WHAT THE TASK REQUIRES: Reproduce the full listing below unchanged, apart from the pictures.

--- begin ---

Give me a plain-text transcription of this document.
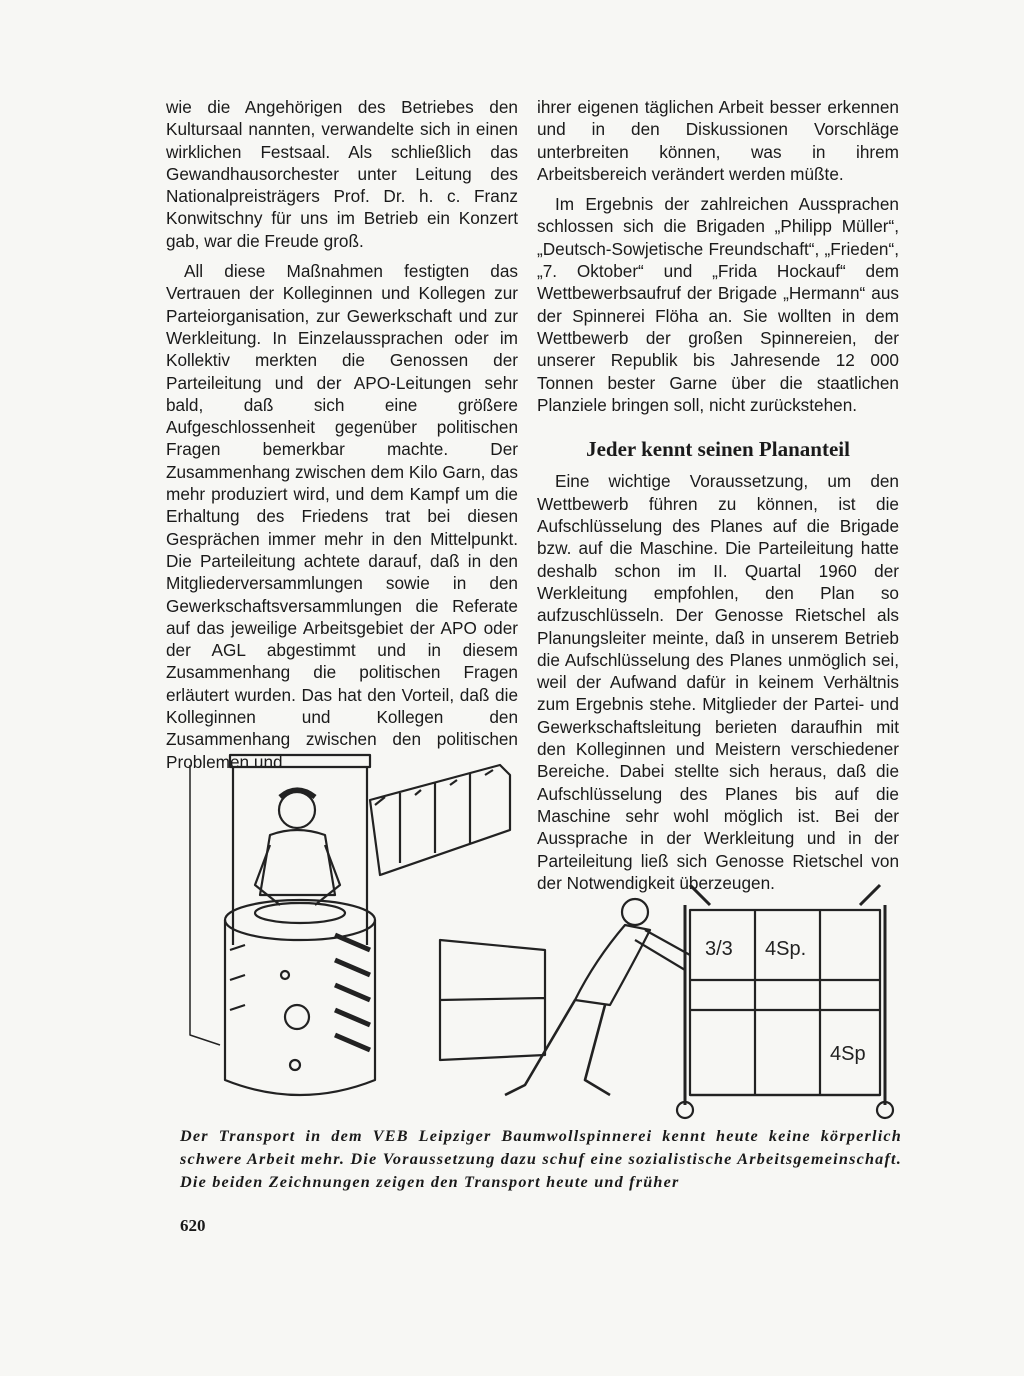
wie die Angehörigen des Betriebes den Kultursaal nannten, verwandelte sich in einen wirklichen Festsaal. Als schließlich das Gewandhausorchester unter Leitung des Nationalpreisträgers Prof. Dr. h. c. Franz Konwitschny für uns im Betrieb ein Konzert gab, war die Freude groß.

All diese Maßnahmen festigten das Vertrauen der Kolleginnen und Kollegen zur Parteiorganisation, zur Gewerkschaft und zur Werkleitung. In Einzelaussprachen oder im Kollektiv merkten die Genossen der Parteileitung und der APO-Leitungen sehr bald, daß sich eine größere Aufgeschlossenheit gegenüber politischen Fragen bemerkbar machte. Der Zusammenhang zwischen dem Kilo Garn, das mehr produziert wird, und dem Kampf um die Erhaltung des Friedens trat bei diesen Gesprächen immer mehr in den Mittelpunkt. Die Parteileitung achtete darauf, daß in den Mitgliederversammlungen sowie in den Gewerkschaftsversammlungen die Referate auf das jeweilige Arbeitsgebiet der APO oder der AGL abgestimmt und in diesem Zusammenhang die politischen Fragen erläutert wurden. Das hat den Vorteil, daß die Kolleginnen und Kollegen den Zusammenhang zwischen den politischen Problemen und

ihrer eigenen täglichen Arbeit besser erkennen und in den Diskussionen Vorschläge unterbreiten können, was in ihrem Arbeitsbereich verändert werden müßte.

Im Ergebnis der zahlreichen Aussprachen schlossen sich die Brigaden „Philipp Müller“, „Deutsch-Sowjetische Freundschaft“, „Frieden“, „7. Oktober“ und „Frida Hockauf“ dem Wettbewerbsaufruf der Brigade „Hermann“ aus der Spinnerei Flöha an. Sie wollten in dem Wettbewerb der großen Spinnereien, der unserer Republik bis Jahresende 12 000 Tonnen bester Garne über die staatlichen Planziele bringen soll, nicht zurückstehen.

Jeder kennt seinen Plananteil

Eine wichtige Voraussetzung, um den Wettbewerb führen zu können, ist die Aufschlüsselung des Planes auf die Brigade bzw. auf die Maschine. Die Parteileitung hatte deshalb schon im II. Quartal 1960 der Werkleitung empfohlen, den Plan so aufzuschlüsseln. Der Genosse Rietschel als Planungsleiter meinte, daß in unserem Betrieb die Aufschlüsselung des Planes unmöglich sei, weil der Aufwand dafür in keinem Verhältnis zum Ergebnis stehe. Mitglieder der Partei- und Gewerkschaftsleitung berieten daraufhin mit den Kolleginnen und Meistern verschiedener Bereiche. Dabei stellte sich heraus, daß die Aufschlüsselung des Planes bis auf die Maschine sehr wohl möglich ist. Bei der Aussprache in der Werkleitung und in der Parteileitung ließ sich Genosse Rietschel von der Notwendigkeit überzeugen.

3/3 4Sp.
4Sp
Der Transport in dem VEB Leipziger Baumwollspinnerei kennt heute keine körperlich schwere Arbeit mehr. Die Voraussetzung dazu schuf eine sozialistische Arbeitsgemeinschaft. Die beiden Zeichnungen zeigen den Transport heute und früher
620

--- end ---

THE ANSWER:
Give me a plain-text transcription of this document.
wie die Angehörigen des Betriebes den Kultursaal nannten, verwandelte sich in einen wirklichen Festsaal. Als schließlich das Gewandhausorchester unter Leitung des Nationalpreisträgers Prof. Dr. h. c. Franz Konwitschny für uns im Betrieb ein Konzert gab, war die Freude groß.

All diese Maßnahmen festigten das Vertrauen der Kolleginnen und Kollegen zur Parteiorganisation, zur Gewerkschaft und zur Werkleitung. In Einzelaussprachen oder im Kollektiv merkten die Genossen der Parteileitung und der APO-Leitungen sehr bald, daß sich eine größere Aufgeschlossenheit gegenüber politischen Fragen bemerkbar machte. Der Zusammenhang zwischen dem Kilo Garn, das mehr produziert wird, und dem Kampf um die Erhaltung des Friedens trat bei diesen Gesprächen immer mehr in den Mittelpunkt. Die Parteileitung achtete darauf, daß in den Mitgliederversammlungen sowie in den Gewerkschaftsversammlungen die Referate auf das jeweilige Arbeitsgebiet der APO oder der AGL abgestimmt und in diesem Zusammenhang die politischen Fragen erläutert wurden. Das hat den Vorteil, daß die Kolleginnen und Kollegen den Zusammenhang zwischen den politischen Problemen und

ihrer eigenen täglichen Arbeit besser erkennen und in den Diskussionen Vorschläge unterbreiten können, was in ihrem Arbeitsbereich verändert werden müßte.

Im Ergebnis der zahlreichen Aussprachen schlossen sich die Brigaden „Philipp Müller“, „Deutsch-Sowjetische Freundschaft“, „Frieden“, „7. Oktober“ und „Frida Hockauf“ dem Wettbewerbsaufruf der Brigade „Hermann“ aus der Spinnerei Flöha an. Sie wollten in dem Wettbewerb der großen Spinnereien, der unserer Republik bis Jahresende 12 000 Tonnen bester Garne über die staatlichen Planziele bringen soll, nicht zurückstehen.

Jeder kennt seinen Plananteil

Eine wichtige Voraussetzung, um den Wettbewerb führen zu können, ist die Aufschlüsselung des Planes auf die Brigade bzw. auf die Maschine. Die Parteileitung hatte deshalb schon im II. Quartal 1960 der Werkleitung empfohlen, den Plan so aufzuschlüsseln. Der Genosse Rietschel als Planungsleiter meinte, daß in unserem Betrieb die Aufschlüsselung des Planes unmöglich sei, weil der Aufwand dafür in keinem Verhältnis zum Ergebnis stehe. Mitglieder der Partei- und Gewerkschaftsleitung berieten daraufhin mit den Kolleginnen und Meistern verschiedener Bereiche. Dabei stellte sich heraus, daß die Aufschlüsselung des Planes bis auf die Maschine sehr wohl möglich ist. Bei der Aussprache in der Werkleitung und in der Parteileitung ließ sich Genosse Rietschel von der Notwendigkeit überzeugen.

3/3 4Sp.
4Sp
Der Transport in dem VEB Leipziger Baumwollspinnerei kennt heute keine körperlich schwere Arbeit mehr. Die Voraussetzung dazu schuf eine sozialistische Arbeitsgemeinschaft. Die beiden Zeichnungen zeigen den Transport heute und früher
620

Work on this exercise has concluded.